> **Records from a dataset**
--------------------

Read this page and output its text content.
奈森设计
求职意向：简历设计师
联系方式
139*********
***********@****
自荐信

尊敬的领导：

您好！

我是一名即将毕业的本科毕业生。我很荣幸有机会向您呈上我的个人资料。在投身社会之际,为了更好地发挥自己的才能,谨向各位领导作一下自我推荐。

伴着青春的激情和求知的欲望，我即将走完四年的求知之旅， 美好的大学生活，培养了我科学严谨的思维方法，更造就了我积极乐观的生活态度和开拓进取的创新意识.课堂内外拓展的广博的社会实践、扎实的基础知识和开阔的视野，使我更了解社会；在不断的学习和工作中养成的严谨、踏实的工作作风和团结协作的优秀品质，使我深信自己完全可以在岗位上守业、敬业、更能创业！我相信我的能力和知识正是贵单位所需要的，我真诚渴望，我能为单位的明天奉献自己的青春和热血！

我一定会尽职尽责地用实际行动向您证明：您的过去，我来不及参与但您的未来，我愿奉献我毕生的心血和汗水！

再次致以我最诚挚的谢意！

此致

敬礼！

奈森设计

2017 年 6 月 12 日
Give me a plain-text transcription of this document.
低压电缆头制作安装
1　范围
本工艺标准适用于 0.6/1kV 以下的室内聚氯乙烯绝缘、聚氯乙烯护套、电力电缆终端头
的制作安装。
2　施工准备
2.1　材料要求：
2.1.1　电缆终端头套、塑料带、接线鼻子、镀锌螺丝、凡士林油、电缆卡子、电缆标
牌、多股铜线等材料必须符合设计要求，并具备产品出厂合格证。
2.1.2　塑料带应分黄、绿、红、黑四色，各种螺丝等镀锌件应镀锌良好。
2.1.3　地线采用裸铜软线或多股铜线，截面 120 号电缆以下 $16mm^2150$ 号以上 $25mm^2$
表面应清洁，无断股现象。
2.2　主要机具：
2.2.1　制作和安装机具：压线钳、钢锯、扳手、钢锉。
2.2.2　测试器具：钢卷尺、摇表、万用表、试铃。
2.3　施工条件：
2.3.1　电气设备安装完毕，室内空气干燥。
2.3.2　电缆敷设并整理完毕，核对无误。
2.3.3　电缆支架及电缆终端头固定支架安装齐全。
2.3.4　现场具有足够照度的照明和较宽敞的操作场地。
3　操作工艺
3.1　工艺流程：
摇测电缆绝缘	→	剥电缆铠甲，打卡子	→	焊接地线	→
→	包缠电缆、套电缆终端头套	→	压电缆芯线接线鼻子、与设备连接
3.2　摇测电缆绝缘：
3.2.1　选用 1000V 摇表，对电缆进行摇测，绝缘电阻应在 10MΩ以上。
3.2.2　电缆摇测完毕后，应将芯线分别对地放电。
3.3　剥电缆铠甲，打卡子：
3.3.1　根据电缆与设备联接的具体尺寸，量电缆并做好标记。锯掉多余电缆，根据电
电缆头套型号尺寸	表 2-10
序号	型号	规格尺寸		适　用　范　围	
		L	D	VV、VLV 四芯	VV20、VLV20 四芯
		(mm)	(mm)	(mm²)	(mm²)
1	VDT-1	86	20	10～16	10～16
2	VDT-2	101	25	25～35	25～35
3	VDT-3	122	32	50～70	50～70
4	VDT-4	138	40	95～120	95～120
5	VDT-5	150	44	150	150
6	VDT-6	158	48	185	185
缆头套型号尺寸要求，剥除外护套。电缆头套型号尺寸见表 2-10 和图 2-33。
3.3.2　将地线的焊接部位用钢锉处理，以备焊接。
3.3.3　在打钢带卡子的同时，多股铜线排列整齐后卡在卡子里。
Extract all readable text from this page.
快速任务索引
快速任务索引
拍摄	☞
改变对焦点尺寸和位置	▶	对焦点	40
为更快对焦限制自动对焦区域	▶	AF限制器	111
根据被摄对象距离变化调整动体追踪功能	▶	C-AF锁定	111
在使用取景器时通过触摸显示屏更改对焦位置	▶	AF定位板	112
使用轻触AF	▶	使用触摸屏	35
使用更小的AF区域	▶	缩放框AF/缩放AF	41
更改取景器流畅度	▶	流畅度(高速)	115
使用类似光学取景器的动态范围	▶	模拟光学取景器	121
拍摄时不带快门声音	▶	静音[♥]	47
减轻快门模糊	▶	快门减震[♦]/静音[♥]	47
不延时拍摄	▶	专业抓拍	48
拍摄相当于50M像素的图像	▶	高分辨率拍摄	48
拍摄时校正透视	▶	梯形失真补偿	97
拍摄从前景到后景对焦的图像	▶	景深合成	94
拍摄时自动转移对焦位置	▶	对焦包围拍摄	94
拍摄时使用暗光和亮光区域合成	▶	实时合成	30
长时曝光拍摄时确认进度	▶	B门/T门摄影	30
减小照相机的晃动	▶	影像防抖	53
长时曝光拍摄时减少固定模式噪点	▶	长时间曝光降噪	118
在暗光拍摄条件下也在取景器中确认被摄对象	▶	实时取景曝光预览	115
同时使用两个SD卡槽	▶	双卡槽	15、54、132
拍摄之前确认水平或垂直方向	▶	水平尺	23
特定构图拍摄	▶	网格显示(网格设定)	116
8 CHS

--------------------

> **DIRECTIONS**
Scan the material for lines with the word "text", and copy each line you find.

> **TASK OUTPUT**
Read this page and output its text content.
Give me a plain-text transcription of this document.
Extract all readable text from this page.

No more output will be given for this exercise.